- _Information given_
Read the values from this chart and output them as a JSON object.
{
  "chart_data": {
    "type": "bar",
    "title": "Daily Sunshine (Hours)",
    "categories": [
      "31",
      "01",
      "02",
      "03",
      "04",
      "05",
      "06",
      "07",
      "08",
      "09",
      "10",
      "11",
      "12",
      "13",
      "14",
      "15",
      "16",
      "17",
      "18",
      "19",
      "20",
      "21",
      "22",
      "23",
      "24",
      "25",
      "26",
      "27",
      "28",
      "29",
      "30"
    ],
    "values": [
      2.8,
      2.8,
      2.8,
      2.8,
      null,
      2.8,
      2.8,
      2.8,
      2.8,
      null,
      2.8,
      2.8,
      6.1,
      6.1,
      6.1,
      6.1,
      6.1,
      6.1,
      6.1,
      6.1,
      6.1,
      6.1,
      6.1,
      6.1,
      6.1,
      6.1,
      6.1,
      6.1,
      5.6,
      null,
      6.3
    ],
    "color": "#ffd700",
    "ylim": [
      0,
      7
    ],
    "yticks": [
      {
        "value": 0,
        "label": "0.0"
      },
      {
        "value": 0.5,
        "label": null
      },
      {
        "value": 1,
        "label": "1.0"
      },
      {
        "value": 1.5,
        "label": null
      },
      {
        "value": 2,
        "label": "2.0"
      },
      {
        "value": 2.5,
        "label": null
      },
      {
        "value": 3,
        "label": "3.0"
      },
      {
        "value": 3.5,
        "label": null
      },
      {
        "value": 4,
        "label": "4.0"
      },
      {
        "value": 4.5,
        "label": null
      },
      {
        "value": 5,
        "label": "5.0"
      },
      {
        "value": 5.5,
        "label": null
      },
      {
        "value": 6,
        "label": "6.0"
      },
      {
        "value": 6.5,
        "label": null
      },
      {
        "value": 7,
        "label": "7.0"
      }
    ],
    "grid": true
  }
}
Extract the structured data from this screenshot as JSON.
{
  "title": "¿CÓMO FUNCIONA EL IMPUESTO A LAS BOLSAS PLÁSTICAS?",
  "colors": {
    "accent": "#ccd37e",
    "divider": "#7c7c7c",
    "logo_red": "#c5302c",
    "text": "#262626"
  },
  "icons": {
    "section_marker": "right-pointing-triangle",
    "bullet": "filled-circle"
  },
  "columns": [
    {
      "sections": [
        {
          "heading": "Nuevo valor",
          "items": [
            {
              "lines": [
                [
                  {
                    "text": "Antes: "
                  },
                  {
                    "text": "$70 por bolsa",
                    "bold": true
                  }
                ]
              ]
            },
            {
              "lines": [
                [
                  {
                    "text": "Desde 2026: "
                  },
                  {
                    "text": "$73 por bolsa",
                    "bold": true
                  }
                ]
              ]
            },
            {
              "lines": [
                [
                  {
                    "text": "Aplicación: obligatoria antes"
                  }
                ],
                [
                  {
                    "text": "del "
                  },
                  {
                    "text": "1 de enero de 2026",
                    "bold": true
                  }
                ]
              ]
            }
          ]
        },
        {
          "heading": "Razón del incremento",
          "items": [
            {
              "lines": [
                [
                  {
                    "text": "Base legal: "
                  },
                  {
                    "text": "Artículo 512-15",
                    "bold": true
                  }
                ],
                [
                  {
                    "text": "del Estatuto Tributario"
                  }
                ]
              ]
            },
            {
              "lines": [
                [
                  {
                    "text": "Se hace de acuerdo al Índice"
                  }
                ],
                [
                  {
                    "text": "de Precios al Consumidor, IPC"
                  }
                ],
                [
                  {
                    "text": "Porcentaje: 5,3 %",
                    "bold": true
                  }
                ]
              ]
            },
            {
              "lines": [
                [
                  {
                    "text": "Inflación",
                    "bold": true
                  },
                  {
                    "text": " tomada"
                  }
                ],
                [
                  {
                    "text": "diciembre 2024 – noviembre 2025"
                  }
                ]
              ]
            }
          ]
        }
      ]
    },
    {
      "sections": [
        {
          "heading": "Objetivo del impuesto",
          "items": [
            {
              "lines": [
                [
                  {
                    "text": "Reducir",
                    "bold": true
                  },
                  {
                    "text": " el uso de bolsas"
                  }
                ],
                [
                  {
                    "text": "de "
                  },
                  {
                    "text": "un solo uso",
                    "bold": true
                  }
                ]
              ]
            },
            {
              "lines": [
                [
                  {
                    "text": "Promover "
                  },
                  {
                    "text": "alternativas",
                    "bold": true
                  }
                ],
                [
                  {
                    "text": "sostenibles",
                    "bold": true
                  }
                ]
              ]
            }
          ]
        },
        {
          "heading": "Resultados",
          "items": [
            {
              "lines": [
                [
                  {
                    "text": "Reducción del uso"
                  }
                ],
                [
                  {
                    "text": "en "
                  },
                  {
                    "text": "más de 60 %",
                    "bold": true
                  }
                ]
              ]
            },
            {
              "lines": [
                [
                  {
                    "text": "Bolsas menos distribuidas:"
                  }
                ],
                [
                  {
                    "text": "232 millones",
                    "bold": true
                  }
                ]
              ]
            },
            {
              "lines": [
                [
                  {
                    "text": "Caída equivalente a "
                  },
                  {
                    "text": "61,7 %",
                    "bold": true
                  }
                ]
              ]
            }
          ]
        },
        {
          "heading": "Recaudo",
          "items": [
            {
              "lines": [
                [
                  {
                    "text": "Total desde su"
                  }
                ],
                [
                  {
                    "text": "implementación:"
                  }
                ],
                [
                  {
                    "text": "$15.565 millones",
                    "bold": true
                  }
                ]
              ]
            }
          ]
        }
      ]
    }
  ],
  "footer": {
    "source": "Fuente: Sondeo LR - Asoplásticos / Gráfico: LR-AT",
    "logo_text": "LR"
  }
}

- _Given instruction_
Reproduce the full set of records precisely.

- _Result_
Read the values from this chart and output them as a JSON object.
{
  "chart_data": {
    "type": "bar",
    "title": "Daily Sunshine (Hours)",
    "categories": [
      "31",
      "01",
      "02",
      "03",
      "04",
      "05",
      "06",
      "07",
      "08",
      "09",
      "10",
      "11",
      "12",
      "13",
      "14",
      "15",
      "16",
      "17",
      "18",
      "19",
      "20",
      "21",
      "22",
      "23",
      "24",
      "25",
      "26",
      "27",
      "28",
      "29",
      "30"
    ],
    "values": [
      2.8,
      2.8,
      2.8,
      2.8,
      null,
      2.8,
      2.8,
      2.8,
      2.8,
      null,
      2.8,
      2.8,
      6.1,
      6.1,
      6.1,
      6.1,
      6.1,
      6.1,
      6.1,
      6.1,
      6.1,
      6.1,
      6.1,
      6.1,
      6.1,
      6.1,
      6.1,
      6.1,
      5.6,
      null,
      6.3
    ],
    "color": "#ffd700",
    "ylim": [
      0,
      7
    ],
    "yticks": [
      {
        "value": 0,
        "label": "0.0"
      },
      {
        "value": 0.5,
        "label": null
      },
      {
        "value": 1,
        "label": "1.0"
      },
      {
        "value": 1.5,
        "label": null
      },
      {
        "value": 2,
        "label": "2.0"
      },
      {
        "value": 2.5,
        "label": null
      },
      {
        "value": 3,
        "label": "3.0"
      },
      {
        "value": 3.5,
        "label": null
      },
      {
        "value": 4,
        "label": "4.0"
      },
      {
        "value": 4.5,
        "label": null
      },
      {
        "value": 5,
        "label": "5.0"
      },
      {
        "value": 5.5,
        "label": null
      },
      {
        "value": 6,
        "label": "6.0"
      },
      {
        "value": 6.5,
        "label": null
      },
      {
        "value": 7,
        "label": "7.0"
      }
    ],
    "grid": true
  }
}
Extract the structured data from this screenshot as JSON.
{
  "title": "¿CÓMO FUNCIONA EL IMPUESTO A LAS BOLSAS PLÁSTICAS?",
  "colors": {
    "accent": "#ccd37e",
    "divider": "#7c7c7c",
    "logo_red": "#c5302c",
    "text": "#262626"
  },
  "icons": {
    "section_marker": "right-pointing-triangle",
    "bullet": "filled-circle"
  },
  "columns": [
    {
      "sections": [
        {
          "heading": "Nuevo valor",
          "items": [
            {
              "lines": [
                [
                  {
                    "text": "Antes: "
                  },
                  {
                    "text": "$70 por bolsa",
                    "bold": true
                  }
                ]
              ]
            },
            {
              "lines": [
                [
                  {
                    "text": "Desde 2026: "
                  },
                  {
                    "text": "$73 por bolsa",
                    "bold": true
                  }
                ]
              ]
            },
            {
              "lines": [
                [
                  {
                    "text": "Aplicación: obligatoria antes"
                  }
                ],
                [
                  {
                    "text": "del "
                  },
                  {
                    "text": "1 de enero de 2026",
                    "bold": true
                  }
                ]
              ]
            }
          ]
        },
        {
          "heading": "Razón del incremento",
          "items": [
            {
              "lines": [
                [
                  {
                    "text": "Base legal: "
                  },
                  {
                    "text": "Artículo 512-15",
                    "bold": true
                  }
                ],
                [
                  {
                    "text": "del Estatuto Tributario"
                  }
                ]
              ]
            },
            {
              "lines": [
                [
                  {
                    "text": "Se hace de acuerdo al Índice"
                  }
                ],
                [
                  {
                    "text": "de Precios al Consumidor, IPC"
                  }
                ],
                [
                  {
                    "text": "Porcentaje: 5,3 %",
                    "bold": true
                  }
                ]
              ]
            },
            {
              "lines": [
                [
                  {
                    "text": "Inflación",
                    "bold": true
                  },
                  {
                    "text": " tomada"
                  }
                ],
                [
                  {
                    "text": "diciembre 2024 – noviembre 2025"
                  }
                ]
              ]
            }
          ]
        }
      ]
    },
    {
      "sections": [
        {
          "heading": "Objetivo del impuesto",
          "items": [
            {
              "lines": [
                [
                  {
                    "text": "Reducir",
                    "bold": true
                  },
                  {
                    "text": " el uso de bolsas"
                  }
                ],
                [
                  {
                    "text": "de "
                  },
                  {
                    "text": "un solo uso",
                    "bold": true
                  }
                ]
              ]
            },
            {
              "lines": [
                [
                  {
                    "text": "Promover "
                  },
                  {
                    "text": "alternativas",
                    "bold": true
                  }
                ],
                [
                  {
                    "text": "sostenibles",
                    "bold": true
                  }
                ]
              ]
            }
          ]
        },
        {
          "heading": "Resultados",
          "items": [
            {
              "lines": [
                [
                  {
                    "text": "Reducción del uso"
                  }
                ],
                [
                  {
                    "text": "en "
                  },
                  {
                    "text": "más de 60 %",
                    "bold": true
                  }
                ]
              ]
            },
            {
              "lines": [
                [
                  {
                    "text": "Bolsas menos distribuidas:"
                  }
                ],
                [
                  {
                    "text": "232 millones",
                    "bold": true
                  }
                ]
              ]
            },
            {
              "lines": [
                [
                  {
                    "text": "Caída equivalente a "
                  },
                  {
                    "text": "61,7 %",
                    "bold": true
                  }
                ]
              ]
            }
          ]
        },
        {
          "heading": "Recaudo",
          "items": [
            {
              "lines": [
                [
                  {
                    "text": "Total desde su"
                  }
                ],
                [
                  {
                    "text": "implementación:"
                  }
                ],
                [
                  {
                    "text": "$15.565 millones",
                    "bold": true
                  }
                ]
              ]
            }
          ]
        }
      ]
    }
  ],
  "footer": {
    "source": "Fuente: Sondeo LR - Asoplásticos / Gráfico: LR-AT",
    "logo_text": "LR"
  }
}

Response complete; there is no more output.